■ Given instruction
Exact repetition is required: output every record in full.

■ Material shown

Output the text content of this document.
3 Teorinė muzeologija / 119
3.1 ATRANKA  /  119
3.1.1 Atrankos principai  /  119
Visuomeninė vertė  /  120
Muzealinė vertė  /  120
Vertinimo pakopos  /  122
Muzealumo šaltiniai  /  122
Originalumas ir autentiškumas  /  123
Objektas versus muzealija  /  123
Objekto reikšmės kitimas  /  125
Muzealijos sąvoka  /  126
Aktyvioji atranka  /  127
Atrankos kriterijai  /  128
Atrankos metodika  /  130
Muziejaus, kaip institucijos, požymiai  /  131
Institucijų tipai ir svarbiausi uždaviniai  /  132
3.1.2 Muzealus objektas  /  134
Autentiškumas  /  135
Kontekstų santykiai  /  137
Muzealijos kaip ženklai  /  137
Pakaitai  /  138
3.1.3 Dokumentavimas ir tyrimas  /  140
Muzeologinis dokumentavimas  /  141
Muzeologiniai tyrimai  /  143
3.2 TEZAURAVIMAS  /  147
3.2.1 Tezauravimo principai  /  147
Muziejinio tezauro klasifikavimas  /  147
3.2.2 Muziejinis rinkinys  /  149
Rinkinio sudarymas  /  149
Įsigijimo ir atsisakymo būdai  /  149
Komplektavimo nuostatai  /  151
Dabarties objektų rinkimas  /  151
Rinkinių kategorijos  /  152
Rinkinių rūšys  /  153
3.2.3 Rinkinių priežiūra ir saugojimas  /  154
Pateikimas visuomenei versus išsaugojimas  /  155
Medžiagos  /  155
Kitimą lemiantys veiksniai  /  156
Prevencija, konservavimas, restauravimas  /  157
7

■ Task answer
Output the text content of this document.
3 Teorinė muzeologija / 119
3.1 ATRANKA  /  119
3.1.1 Atrankos principai  /  119
Visuomeninė vertė  /  120
Muzealinė vertė  /  120
Vertinimo pakopos  /  122
Muzealumo šaltiniai  /  122
Originalumas ir autentiškumas  /  123
Objektas versus muzealija  /  123
Objekto reikšmės kitimas  /  125
Muzealijos sąvoka  /  126
Aktyvioji atranka  /  127
Atrankos kriterijai  /  128
Atrankos metodika  /  130
Muziejaus, kaip institucijos, požymiai  /  131
Institucijų tipai ir svarbiausi uždaviniai  /  132
3.1.2 Muzealus objektas  /  134
Autentiškumas  /  135
Kontekstų santykiai  /  137
Muzealijos kaip ženklai  /  137
Pakaitai  /  138
3.1.3 Dokumentavimas ir tyrimas  /  140
Muzeologinis dokumentavimas  /  141
Muzeologiniai tyrimai  /  143
3.2 TEZAURAVIMAS  /  147
3.2.1 Tezauravimo principai  /  147
Muziejinio tezauro klasifikavimas  /  147
3.2.2 Muziejinis rinkinys  /  149
Rinkinio sudarymas  /  149
Įsigijimo ir atsisakymo būdai  /  149
Komplektavimo nuostatai  /  151
Dabarties objektų rinkimas  /  151
Rinkinių kategorijos  /  152
Rinkinių rūšys  /  153
3.2.3 Rinkinių priežiūra ir saugojimas  /  154
Pateikimas visuomenei versus išsaugojimas  /  155
Medžiagos  /  155
Kitimą lemiantys veiksniai  /  156
Prevencija, konservavimas, restauravimas  /  157
7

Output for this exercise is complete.